═════ PROVIDED DATA ═════

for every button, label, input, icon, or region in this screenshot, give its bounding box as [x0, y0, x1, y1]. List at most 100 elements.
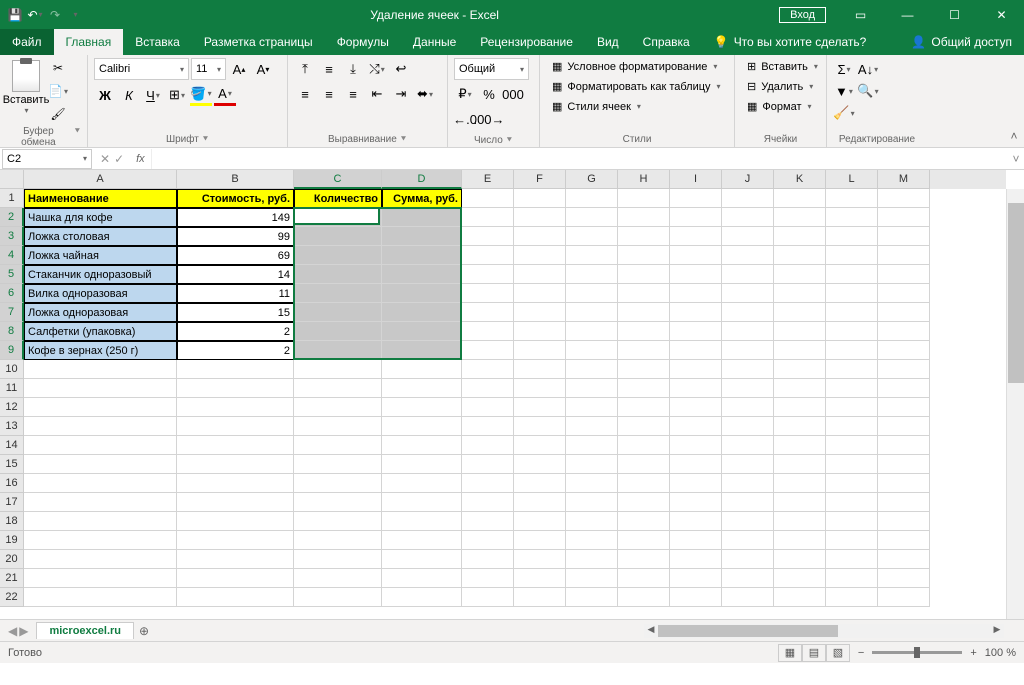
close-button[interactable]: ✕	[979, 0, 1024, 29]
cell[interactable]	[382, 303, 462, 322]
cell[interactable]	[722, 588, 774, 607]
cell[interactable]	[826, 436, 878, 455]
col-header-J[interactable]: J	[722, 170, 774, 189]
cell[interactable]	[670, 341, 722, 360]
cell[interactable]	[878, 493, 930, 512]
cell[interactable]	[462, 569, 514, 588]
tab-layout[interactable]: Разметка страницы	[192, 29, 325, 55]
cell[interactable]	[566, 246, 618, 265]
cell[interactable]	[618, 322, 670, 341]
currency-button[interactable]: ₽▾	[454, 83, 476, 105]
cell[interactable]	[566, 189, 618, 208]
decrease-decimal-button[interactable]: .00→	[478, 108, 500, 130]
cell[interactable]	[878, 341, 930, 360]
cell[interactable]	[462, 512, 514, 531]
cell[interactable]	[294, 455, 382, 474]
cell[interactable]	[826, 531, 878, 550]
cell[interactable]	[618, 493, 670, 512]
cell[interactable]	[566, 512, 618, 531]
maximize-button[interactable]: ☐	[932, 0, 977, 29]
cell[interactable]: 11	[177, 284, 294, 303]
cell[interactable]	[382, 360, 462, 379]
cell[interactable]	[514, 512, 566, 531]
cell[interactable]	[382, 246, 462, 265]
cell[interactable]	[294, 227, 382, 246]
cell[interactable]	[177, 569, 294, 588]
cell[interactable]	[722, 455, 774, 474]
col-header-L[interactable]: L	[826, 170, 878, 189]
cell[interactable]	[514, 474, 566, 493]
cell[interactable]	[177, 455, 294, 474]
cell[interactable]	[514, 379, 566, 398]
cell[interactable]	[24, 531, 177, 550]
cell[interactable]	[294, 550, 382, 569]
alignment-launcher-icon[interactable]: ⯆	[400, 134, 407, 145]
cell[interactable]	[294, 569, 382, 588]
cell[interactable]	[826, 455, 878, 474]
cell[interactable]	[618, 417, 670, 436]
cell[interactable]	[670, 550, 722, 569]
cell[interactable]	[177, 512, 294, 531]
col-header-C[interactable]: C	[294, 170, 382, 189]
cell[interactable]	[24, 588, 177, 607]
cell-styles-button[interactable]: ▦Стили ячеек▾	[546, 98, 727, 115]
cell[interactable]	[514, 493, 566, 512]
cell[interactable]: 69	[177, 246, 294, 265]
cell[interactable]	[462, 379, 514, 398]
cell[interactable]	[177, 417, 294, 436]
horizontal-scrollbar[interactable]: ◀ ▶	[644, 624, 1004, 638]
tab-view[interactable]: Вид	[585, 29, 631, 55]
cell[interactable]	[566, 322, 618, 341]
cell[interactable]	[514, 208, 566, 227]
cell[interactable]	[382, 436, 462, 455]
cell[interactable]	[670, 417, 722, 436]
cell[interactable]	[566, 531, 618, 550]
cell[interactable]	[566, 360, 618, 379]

═════

> _TASK GOAL_
Copy the rows above word for word, without the pictures.

> _REPLY TO THE EXERCISE_
for every button, label, input, icon, or region in this screenshot, give its bounding box as [x0, y0, x1, y1]. List at most 100 elements.
close-button[interactable]: ✕	[979, 0, 1024, 29]
cell[interactable]	[382, 303, 462, 322]
cell[interactable]	[722, 588, 774, 607]
cell[interactable]	[826, 436, 878, 455]
col-header-J[interactable]: J	[722, 170, 774, 189]
cell[interactable]	[670, 341, 722, 360]
cell[interactable]	[878, 493, 930, 512]
cell[interactable]	[462, 569, 514, 588]
tab-layout[interactable]: Разметка страницы	[192, 29, 325, 55]
cell[interactable]	[566, 246, 618, 265]
cell[interactable]	[618, 322, 670, 341]
currency-button[interactable]: ₽▾	[454, 83, 476, 105]
cell[interactable]	[566, 189, 618, 208]
decrease-decimal-button[interactable]: .00→	[478, 108, 500, 130]
cell[interactable]	[878, 341, 930, 360]
cell[interactable]	[462, 512, 514, 531]
cell[interactable]	[294, 455, 382, 474]
cell[interactable]	[826, 531, 878, 550]
cell[interactable]	[618, 493, 670, 512]
cell[interactable]	[566, 512, 618, 531]
maximize-button[interactable]: ☐	[932, 0, 977, 29]
cell[interactable]: 11	[177, 284, 294, 303]
cell[interactable]	[382, 360, 462, 379]
cell[interactable]	[514, 512, 566, 531]
cell[interactable]	[382, 246, 462, 265]
cell[interactable]	[294, 227, 382, 246]
cell[interactable]	[177, 569, 294, 588]
cell[interactable]	[722, 455, 774, 474]
col-header-L[interactable]: L	[826, 170, 878, 189]
cell[interactable]	[514, 474, 566, 493]
cell[interactable]	[177, 455, 294, 474]
cell[interactable]	[514, 379, 566, 398]
cell[interactable]	[24, 531, 177, 550]
cell[interactable]	[294, 550, 382, 569]
alignment-launcher-icon[interactable]: ⯆	[400, 134, 407, 145]
cell[interactable]	[294, 569, 382, 588]
cell[interactable]	[826, 455, 878, 474]
cell[interactable]	[618, 417, 670, 436]
cell[interactable]	[670, 550, 722, 569]
cell[interactable]	[177, 512, 294, 531]
col-header-C[interactable]: C	[294, 170, 382, 189]
cell[interactable]	[24, 588, 177, 607]
cell-styles-button[interactable]: ▦Стили ячеек▾	[546, 98, 727, 115]
cell[interactable]	[514, 493, 566, 512]
cell[interactable]: 69	[177, 246, 294, 265]
cell[interactable]	[462, 379, 514, 398]
cell[interactable]	[177, 417, 294, 436]
horizontal-scrollbar[interactable]: ◀ ▶	[644, 624, 1004, 638]
tab-view[interactable]: Вид	[585, 29, 631, 55]
cell[interactable]	[566, 322, 618, 341]
cell[interactable]	[514, 208, 566, 227]
cell[interactable]	[382, 436, 462, 455]
cell[interactable]	[670, 417, 722, 436]
cell[interactable]	[566, 531, 618, 550]
cell[interactable]	[566, 360, 618, 379]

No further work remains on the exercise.